### [What to do]
Give the number of lines in the listing below that include the word "можно", with nothing more.

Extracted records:
----
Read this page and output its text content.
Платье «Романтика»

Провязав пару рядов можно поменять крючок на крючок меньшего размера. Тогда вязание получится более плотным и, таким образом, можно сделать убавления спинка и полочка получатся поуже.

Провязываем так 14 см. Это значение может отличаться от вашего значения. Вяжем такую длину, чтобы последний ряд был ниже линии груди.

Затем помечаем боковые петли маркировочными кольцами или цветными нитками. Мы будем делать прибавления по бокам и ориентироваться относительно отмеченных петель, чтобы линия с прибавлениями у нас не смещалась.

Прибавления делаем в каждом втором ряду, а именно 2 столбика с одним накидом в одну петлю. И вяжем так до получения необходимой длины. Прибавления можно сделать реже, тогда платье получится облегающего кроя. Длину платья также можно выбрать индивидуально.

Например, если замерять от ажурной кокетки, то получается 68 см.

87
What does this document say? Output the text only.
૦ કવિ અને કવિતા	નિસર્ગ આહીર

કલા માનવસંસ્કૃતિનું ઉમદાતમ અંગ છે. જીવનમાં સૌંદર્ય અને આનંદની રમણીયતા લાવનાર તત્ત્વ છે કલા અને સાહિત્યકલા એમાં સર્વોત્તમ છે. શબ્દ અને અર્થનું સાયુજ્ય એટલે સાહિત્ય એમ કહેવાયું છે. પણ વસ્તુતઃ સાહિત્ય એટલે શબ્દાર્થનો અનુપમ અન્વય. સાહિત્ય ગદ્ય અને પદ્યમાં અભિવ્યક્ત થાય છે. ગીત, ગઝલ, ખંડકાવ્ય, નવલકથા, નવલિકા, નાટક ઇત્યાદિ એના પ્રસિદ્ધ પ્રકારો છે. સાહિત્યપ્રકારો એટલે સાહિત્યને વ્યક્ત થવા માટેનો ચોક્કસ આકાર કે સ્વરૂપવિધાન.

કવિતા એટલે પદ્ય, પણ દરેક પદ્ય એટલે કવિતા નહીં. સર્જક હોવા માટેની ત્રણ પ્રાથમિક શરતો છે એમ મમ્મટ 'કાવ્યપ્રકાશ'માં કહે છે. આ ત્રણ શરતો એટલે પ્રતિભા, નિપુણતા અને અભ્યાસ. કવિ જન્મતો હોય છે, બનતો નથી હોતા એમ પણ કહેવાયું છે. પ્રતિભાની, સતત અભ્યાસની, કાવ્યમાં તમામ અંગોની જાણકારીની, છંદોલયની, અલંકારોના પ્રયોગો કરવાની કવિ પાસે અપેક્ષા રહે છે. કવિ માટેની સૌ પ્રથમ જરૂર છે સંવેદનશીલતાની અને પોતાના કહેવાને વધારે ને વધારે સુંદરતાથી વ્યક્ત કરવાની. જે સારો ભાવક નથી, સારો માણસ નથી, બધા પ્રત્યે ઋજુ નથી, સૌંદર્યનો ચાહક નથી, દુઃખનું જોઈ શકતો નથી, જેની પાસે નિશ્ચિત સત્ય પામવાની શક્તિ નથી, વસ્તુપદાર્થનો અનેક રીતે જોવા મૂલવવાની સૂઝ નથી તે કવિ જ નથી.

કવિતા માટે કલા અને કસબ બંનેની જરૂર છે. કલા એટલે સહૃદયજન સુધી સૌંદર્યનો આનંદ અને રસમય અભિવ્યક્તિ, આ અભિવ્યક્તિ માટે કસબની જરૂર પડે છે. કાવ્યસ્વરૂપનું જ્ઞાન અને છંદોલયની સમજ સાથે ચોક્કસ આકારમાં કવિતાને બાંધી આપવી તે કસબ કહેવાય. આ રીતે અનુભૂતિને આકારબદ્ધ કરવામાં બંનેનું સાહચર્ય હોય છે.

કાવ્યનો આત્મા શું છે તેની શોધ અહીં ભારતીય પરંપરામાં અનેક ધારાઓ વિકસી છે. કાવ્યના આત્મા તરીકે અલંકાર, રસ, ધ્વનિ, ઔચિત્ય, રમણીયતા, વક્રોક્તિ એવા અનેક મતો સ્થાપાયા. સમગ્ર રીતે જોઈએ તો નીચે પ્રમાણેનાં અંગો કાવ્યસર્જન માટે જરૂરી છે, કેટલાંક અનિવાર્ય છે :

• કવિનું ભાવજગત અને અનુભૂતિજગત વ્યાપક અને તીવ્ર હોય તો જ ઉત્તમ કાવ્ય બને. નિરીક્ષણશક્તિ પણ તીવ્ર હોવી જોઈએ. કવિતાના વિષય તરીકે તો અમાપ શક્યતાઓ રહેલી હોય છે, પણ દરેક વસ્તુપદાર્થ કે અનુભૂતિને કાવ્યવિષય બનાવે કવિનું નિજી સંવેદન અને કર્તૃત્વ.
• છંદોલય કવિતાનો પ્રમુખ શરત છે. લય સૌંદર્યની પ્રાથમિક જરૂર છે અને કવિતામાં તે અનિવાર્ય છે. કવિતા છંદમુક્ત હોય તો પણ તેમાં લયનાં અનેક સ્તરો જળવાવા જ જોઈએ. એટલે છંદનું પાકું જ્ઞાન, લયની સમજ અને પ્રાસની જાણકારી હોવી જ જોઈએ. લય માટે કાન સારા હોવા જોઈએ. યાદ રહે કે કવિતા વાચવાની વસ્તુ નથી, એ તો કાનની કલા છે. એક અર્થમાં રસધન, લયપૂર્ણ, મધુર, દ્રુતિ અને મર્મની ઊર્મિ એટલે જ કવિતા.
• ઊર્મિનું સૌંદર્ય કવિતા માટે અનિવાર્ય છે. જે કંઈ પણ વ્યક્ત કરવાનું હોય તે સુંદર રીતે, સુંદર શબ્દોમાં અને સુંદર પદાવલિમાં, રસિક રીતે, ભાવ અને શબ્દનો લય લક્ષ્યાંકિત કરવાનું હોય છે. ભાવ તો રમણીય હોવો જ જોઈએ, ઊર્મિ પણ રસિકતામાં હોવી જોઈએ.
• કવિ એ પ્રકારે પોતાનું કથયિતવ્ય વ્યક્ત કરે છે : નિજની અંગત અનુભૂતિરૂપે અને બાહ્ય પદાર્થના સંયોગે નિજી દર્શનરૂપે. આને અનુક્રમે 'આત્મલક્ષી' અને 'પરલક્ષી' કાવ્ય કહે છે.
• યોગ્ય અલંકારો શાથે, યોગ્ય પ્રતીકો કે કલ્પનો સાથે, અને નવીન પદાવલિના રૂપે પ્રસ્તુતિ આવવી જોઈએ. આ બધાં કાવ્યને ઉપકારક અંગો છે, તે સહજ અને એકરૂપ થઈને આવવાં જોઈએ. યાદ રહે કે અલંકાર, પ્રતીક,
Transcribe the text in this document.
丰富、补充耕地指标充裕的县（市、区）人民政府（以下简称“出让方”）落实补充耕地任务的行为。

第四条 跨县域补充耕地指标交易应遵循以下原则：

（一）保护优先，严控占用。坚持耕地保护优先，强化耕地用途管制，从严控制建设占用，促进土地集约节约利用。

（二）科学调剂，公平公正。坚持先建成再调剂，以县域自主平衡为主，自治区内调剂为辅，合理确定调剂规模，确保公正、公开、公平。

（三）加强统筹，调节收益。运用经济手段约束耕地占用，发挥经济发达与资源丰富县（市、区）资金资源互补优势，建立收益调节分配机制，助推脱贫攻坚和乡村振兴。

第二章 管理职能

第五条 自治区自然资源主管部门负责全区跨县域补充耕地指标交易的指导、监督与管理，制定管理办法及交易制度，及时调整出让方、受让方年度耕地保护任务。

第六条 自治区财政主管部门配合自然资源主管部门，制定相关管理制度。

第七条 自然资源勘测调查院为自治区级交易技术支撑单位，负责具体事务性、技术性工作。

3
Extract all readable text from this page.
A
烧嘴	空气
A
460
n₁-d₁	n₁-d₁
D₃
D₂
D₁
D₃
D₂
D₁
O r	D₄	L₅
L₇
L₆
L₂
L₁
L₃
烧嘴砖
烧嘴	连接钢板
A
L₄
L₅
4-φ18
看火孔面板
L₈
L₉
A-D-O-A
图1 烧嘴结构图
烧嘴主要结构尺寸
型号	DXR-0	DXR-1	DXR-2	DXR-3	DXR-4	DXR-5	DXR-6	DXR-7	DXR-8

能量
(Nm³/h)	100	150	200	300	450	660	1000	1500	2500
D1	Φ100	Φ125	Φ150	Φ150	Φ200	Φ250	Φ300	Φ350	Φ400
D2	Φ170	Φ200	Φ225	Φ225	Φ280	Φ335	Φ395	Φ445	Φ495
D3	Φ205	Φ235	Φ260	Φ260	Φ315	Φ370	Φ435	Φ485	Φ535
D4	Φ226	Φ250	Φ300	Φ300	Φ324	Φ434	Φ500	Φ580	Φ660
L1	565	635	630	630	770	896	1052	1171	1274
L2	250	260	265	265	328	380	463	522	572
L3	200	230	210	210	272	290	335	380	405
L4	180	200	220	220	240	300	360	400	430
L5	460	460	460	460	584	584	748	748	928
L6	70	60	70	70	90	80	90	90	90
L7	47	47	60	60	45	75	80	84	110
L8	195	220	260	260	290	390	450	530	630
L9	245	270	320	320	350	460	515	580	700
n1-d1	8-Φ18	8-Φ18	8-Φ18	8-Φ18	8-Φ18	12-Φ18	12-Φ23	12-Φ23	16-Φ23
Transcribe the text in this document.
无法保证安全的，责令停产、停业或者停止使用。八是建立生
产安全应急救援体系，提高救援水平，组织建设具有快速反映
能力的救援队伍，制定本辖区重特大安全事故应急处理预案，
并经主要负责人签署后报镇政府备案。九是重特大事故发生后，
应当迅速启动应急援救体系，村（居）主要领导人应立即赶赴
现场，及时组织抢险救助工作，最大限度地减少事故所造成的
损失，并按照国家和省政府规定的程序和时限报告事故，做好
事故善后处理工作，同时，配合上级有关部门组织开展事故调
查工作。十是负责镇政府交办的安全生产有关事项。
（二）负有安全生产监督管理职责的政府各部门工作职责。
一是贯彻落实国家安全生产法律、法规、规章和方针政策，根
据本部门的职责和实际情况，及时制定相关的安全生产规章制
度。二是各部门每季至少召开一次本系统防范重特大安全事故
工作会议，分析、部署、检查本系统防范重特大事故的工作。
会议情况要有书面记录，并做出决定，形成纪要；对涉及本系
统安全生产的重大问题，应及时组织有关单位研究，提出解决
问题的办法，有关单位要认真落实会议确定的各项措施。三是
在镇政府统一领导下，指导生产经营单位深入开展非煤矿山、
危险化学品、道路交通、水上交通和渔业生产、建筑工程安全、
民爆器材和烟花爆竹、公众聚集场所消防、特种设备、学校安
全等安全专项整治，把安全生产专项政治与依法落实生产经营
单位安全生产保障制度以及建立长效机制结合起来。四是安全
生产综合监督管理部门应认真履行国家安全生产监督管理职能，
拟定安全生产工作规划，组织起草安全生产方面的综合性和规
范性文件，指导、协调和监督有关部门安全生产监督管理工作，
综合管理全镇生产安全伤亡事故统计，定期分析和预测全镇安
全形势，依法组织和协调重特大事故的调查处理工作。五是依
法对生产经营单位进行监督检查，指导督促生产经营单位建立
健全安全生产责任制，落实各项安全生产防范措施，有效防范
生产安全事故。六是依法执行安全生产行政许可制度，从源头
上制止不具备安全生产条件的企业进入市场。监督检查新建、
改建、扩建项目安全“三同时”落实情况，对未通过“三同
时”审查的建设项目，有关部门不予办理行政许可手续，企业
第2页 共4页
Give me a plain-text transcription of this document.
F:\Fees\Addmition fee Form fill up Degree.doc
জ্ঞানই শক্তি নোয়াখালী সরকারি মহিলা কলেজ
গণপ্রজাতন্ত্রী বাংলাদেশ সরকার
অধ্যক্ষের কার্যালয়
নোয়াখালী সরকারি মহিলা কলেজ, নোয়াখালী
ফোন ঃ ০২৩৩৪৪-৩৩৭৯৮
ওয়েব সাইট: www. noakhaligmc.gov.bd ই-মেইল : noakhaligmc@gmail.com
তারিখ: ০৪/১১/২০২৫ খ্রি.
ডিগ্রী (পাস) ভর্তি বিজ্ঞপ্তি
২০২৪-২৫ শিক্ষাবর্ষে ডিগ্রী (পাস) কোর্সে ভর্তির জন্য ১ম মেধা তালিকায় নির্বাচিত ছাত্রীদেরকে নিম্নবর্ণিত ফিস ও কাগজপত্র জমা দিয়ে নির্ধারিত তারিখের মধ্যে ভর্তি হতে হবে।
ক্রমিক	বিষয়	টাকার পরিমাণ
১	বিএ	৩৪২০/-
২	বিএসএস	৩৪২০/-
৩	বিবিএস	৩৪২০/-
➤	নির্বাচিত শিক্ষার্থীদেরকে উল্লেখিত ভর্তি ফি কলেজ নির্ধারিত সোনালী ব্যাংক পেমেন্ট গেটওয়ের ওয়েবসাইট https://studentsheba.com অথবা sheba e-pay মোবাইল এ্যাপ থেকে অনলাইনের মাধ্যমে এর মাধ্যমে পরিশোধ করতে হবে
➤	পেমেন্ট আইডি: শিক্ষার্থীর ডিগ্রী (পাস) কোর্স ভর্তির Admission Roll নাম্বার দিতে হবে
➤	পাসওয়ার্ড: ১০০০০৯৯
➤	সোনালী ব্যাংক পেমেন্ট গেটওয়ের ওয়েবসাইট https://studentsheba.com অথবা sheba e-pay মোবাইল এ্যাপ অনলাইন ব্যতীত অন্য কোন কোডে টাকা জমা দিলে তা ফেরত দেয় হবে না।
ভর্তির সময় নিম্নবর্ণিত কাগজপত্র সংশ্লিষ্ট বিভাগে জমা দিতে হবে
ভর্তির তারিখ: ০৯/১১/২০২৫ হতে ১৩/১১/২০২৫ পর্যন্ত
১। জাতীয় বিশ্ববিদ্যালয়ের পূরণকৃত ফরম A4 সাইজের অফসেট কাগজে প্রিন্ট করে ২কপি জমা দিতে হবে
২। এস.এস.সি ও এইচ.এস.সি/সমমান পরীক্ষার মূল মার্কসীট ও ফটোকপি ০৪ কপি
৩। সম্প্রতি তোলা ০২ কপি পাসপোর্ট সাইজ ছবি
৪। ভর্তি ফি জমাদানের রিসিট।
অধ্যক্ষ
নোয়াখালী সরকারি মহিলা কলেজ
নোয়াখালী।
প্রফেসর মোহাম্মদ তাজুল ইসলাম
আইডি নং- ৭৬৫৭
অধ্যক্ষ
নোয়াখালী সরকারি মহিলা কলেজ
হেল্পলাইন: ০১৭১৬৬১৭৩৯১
----
### [Expected answer]
2